** start of GIVEN INFORMATION **
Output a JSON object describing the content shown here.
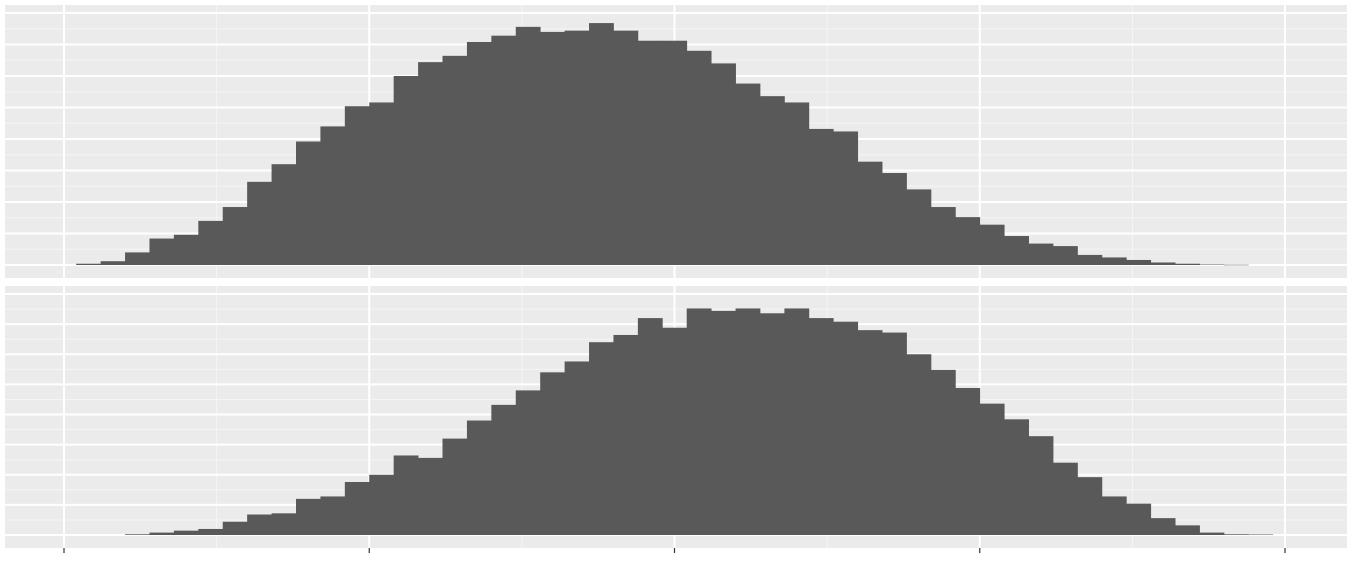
{
  "chart_data": [
    {
      "type": "bar",
      "panel": "top",
      "grid": true,
      "xlim": [
        0,
        100
      ],
      "ylim": [
        0,
        100
      ],
      "x": [
        2,
        4,
        6,
        8,
        10,
        12,
        14,
        16,
        18,
        20,
        22,
        24,
        26,
        28,
        30,
        32,
        34,
        36,
        38,
        40,
        42,
        44,
        46,
        48,
        50,
        52,
        54,
        56,
        58,
        60,
        62,
        64,
        66,
        68,
        70,
        72,
        74,
        76,
        78,
        80,
        82,
        84,
        86,
        88,
        90,
        92,
        94,
        96
      ],
      "values": [
        0.5,
        1.5,
        5,
        10.5,
        12,
        17.5,
        23,
        33,
        40,
        49,
        55,
        63,
        64.5,
        75,
        80.5,
        83,
        88.5,
        91,
        94.5,
        92.5,
        93,
        96,
        93,
        89,
        89,
        85,
        80,
        72,
        67,
        64.5,
        54,
        53,
        41,
        36.5,
        30,
        23,
        19,
        16,
        11.5,
        8.5,
        7.5,
        4,
        3,
        2,
        1,
        0.5,
        0.2,
        0.1
      ]
    },
    {
      "type": "bar",
      "panel": "bottom",
      "grid": true,
      "xlim": [
        0,
        100
      ],
      "ylim": [
        0,
        100
      ],
      "x": [
        6,
        8,
        10,
        12,
        14,
        16,
        18,
        20,
        22,
        24,
        26,
        28,
        30,
        32,
        34,
        36,
        38,
        40,
        42,
        44,
        46,
        48,
        50,
        52,
        54,
        56,
        58,
        60,
        62,
        64,
        66,
        68,
        70,
        72,
        74,
        76,
        78,
        80,
        82,
        84,
        86,
        88,
        90,
        92,
        94,
        96,
        98
      ],
      "values": [
        0.3,
        1,
        1.8,
        2.5,
        5.5,
        8.5,
        9,
        15,
        16,
        22,
        25,
        33,
        32,
        40,
        47.5,
        54,
        60,
        67.5,
        72,
        80,
        83,
        90,
        86,
        94,
        93,
        94,
        92,
        94,
        90,
        88.5,
        85,
        84,
        75,
        68.5,
        61,
        54.5,
        48,
        41,
        30,
        24,
        16,
        13,
        7,
        4,
        1,
        0.3,
        0.2
      ]
    }
  ]
}
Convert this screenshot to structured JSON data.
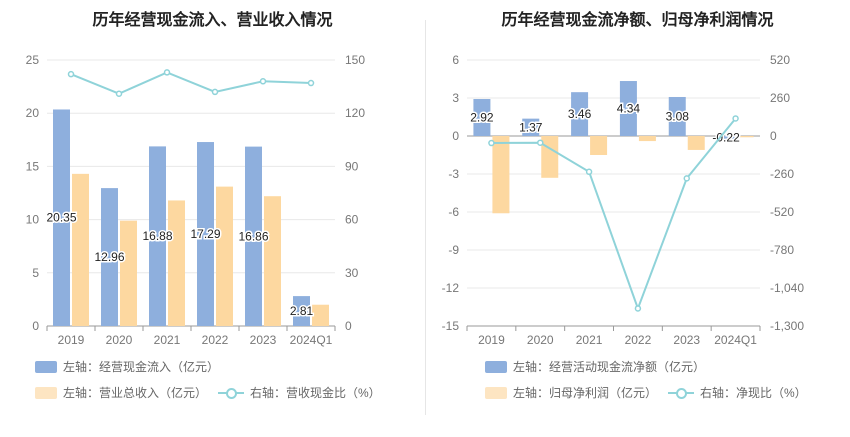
{
  "chart_data": [
    {
      "type": "bar",
      "title": "历年经营现金流入、营业收入情况",
      "categories": [
        "2019",
        "2020",
        "2021",
        "2022",
        "2023",
        "2024Q1"
      ],
      "left_axis": {
        "ylim": [
          0,
          25
        ],
        "ticks": [
          "0",
          "5",
          "10",
          "15",
          "20",
          "25"
        ]
      },
      "right_axis": {
        "ylim": [
          0,
          150
        ],
        "ticks": [
          "0",
          "30",
          "60",
          "90",
          "120",
          "150"
        ]
      },
      "series": [
        {
          "name": "左轴：经营现金流入（亿元）",
          "kind": "bar",
          "axis": "left",
          "color": "#8eafdd",
          "values": [
            20.35,
            12.96,
            16.88,
            17.29,
            16.86,
            2.81
          ],
          "labels": [
            "20.35",
            "12.96",
            "16.88",
            "17.29",
            "16.86",
            "2.81"
          ]
        },
        {
          "name": "左轴：营业总收入（亿元）",
          "kind": "bar",
          "axis": "left",
          "color": "#fdd8a0",
          "values": [
            14.3,
            9.9,
            11.8,
            13.1,
            12.2,
            2.0
          ]
        },
        {
          "name": "右轴：营收现金比（%）",
          "kind": "line",
          "axis": "right",
          "color": "#8fd3d9",
          "values": [
            142,
            131,
            143,
            132,
            138,
            137
          ]
        }
      ]
    },
    {
      "type": "bar",
      "title": "历年经营现金流净额、归母净利润情况",
      "categories": [
        "2019",
        "2020",
        "2021",
        "2022",
        "2023",
        "2024Q1"
      ],
      "left_axis": {
        "ylim": [
          -15,
          6
        ],
        "ticks": [
          "-15",
          "-12",
          "-9",
          "-6",
          "-3",
          "0",
          "3",
          "6"
        ]
      },
      "right_axis": {
        "ylim": [
          -1300,
          520
        ],
        "ticks": [
          "-1,300",
          "-1,040",
          "-780",
          "-520",
          "-260",
          "0",
          "260",
          "520"
        ]
      },
      "series": [
        {
          "name": "左轴：经营活动现金流净额（亿元）",
          "kind": "bar",
          "axis": "left",
          "color": "#8eafdd",
          "values": [
            2.92,
            1.37,
            3.46,
            4.34,
            3.08,
            -0.22
          ],
          "labels": [
            "2.92",
            "1.37",
            "3.46",
            "4.34",
            "3.08",
            "-0.22"
          ]
        },
        {
          "name": "左轴：归母净利润（亿元）",
          "kind": "bar",
          "axis": "left",
          "color": "#fdd8a0",
          "values": [
            -6.1,
            -3.3,
            -1.5,
            -0.4,
            -1.1,
            -0.1
          ]
        },
        {
          "name": "右轴：净现比（%）",
          "kind": "line",
          "axis": "right",
          "color": "#8fd3d9",
          "values": [
            -48,
            -46,
            -245,
            -1180,
            -290,
            120
          ]
        }
      ]
    }
  ]
}
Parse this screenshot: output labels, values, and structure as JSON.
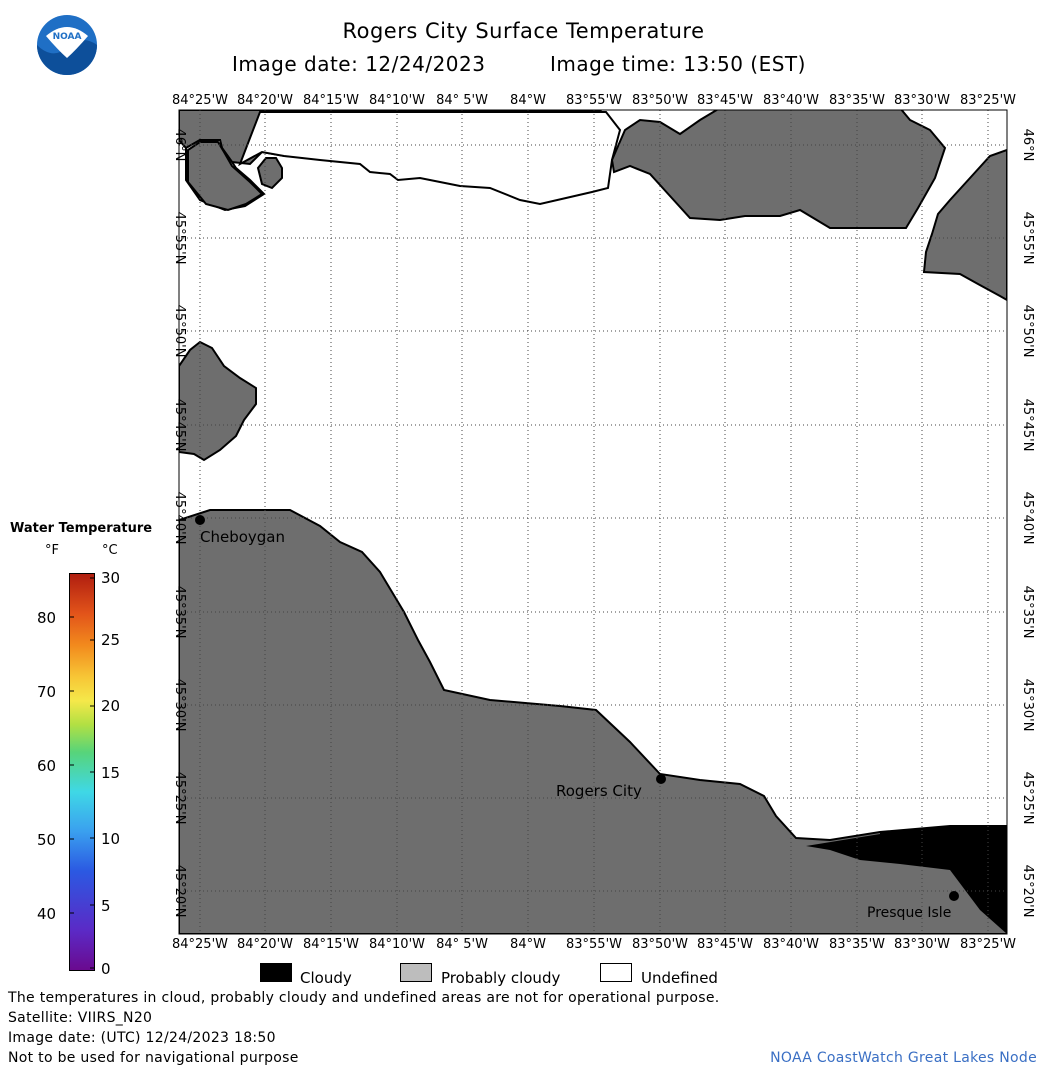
{
  "header": {
    "title": "Rogers City Surface Temperature",
    "image_date_label": "Image date: 12/24/2023",
    "image_time_label": "Image time: 13:50 (EST)"
  },
  "logo": {
    "text": "NOAA"
  },
  "map": {
    "longitude_labels": [
      "84°25'W",
      "84°20'W",
      "84°15'W",
      "84°10'W",
      "84° 5'W",
      "84°W",
      "83°55'W",
      "83°50'W",
      "83°45'W",
      "83°40'W",
      "83°35'W",
      "83°30'W",
      "83°25'W"
    ],
    "latitude_labels": [
      "46°N",
      "45°55'N",
      "45°50'N",
      "45°45'N",
      "45°40'N",
      "45°35'N",
      "45°30'N",
      "45°25'N",
      "45°20'N"
    ],
    "places": [
      {
        "name": "Cheboygan"
      },
      {
        "name": "Rogers City"
      },
      {
        "name": "Presque Isle"
      }
    ],
    "colors": {
      "land": "#6e6e6e",
      "cloud": "#000000",
      "undefined": "#ffffff"
    }
  },
  "colorbar": {
    "title": "Water Temperature",
    "unit_f": "°F",
    "unit_c": "°C",
    "fahrenheit_ticks": [
      "80",
      "70",
      "60",
      "50",
      "40"
    ],
    "celsius_ticks": [
      "30",
      "25",
      "20",
      "15",
      "10",
      "5",
      "0"
    ]
  },
  "legend": {
    "cloudy": "Cloudy",
    "probably_cloudy": "Probably cloudy",
    "undefined": "Undefined"
  },
  "footer": {
    "disclaimer": "The temperatures in cloud, probably cloudy and undefined areas are not for operational purpose.",
    "satellite": "Satellite: VIIRS_N20",
    "utc_date": "Image date: (UTC) 12/24/2023  18:50",
    "navigation": "Not to be used for navigational purpose",
    "credit": "NOAA CoastWatch Great Lakes Node"
  }
}
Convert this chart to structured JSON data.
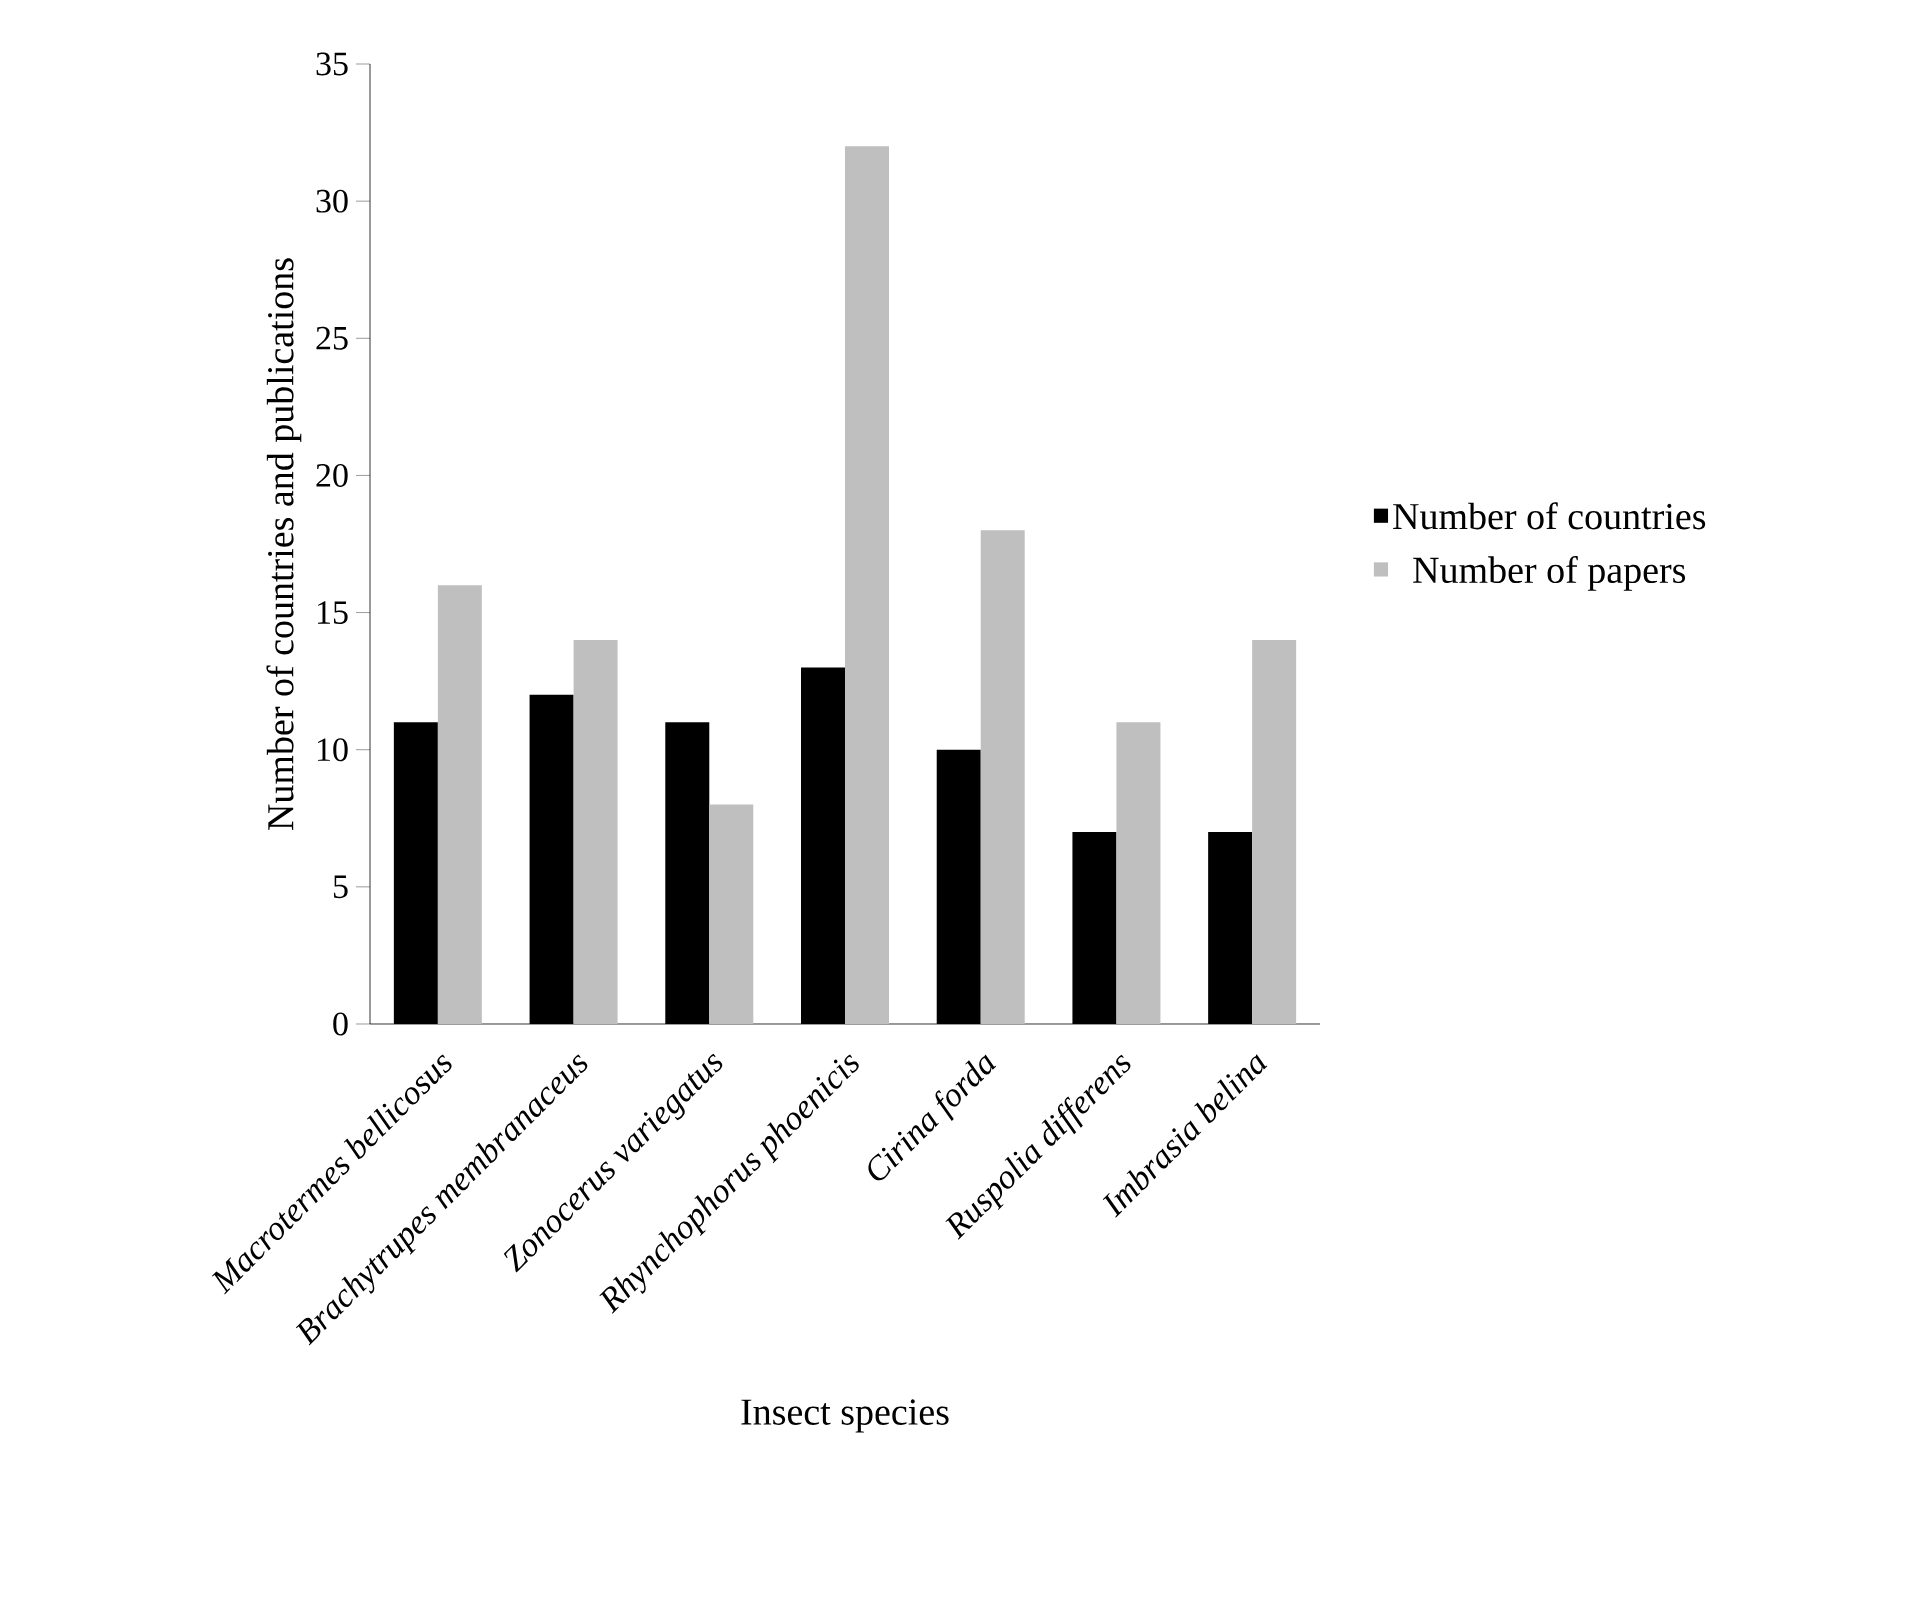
{
  "chart_data": {
    "type": "bar",
    "xlabel": "Insect species",
    "ylabel": "Number of countries and publications",
    "categories": [
      "Macrotermes bellicosus",
      "Brachytrupes membranaceus",
      "Zonocerus variegatus",
      "Rhynchophorus phoenicis",
      "Cirina forda",
      "Ruspolia differens",
      "Imbrasia belina"
    ],
    "series": [
      {
        "name": "Number of countries",
        "color": "#000000",
        "values": [
          11,
          12,
          11,
          13,
          10,
          7,
          7
        ]
      },
      {
        "name": "Number of papers",
        "color": "#bfbfbf",
        "values": [
          16,
          14,
          8,
          32,
          18,
          11,
          14
        ]
      }
    ],
    "ylim": [
      0,
      35
    ],
    "yticks": [
      0,
      5,
      10,
      15,
      20,
      25,
      30,
      35
    ],
    "legend": "right"
  }
}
** end of GIVEN INFORMATION **
**TASK STATEMENT:**
Across the entries, how many lines hold the word "countries"? Say only the number.

**ANSWER TO THE TASK:**
2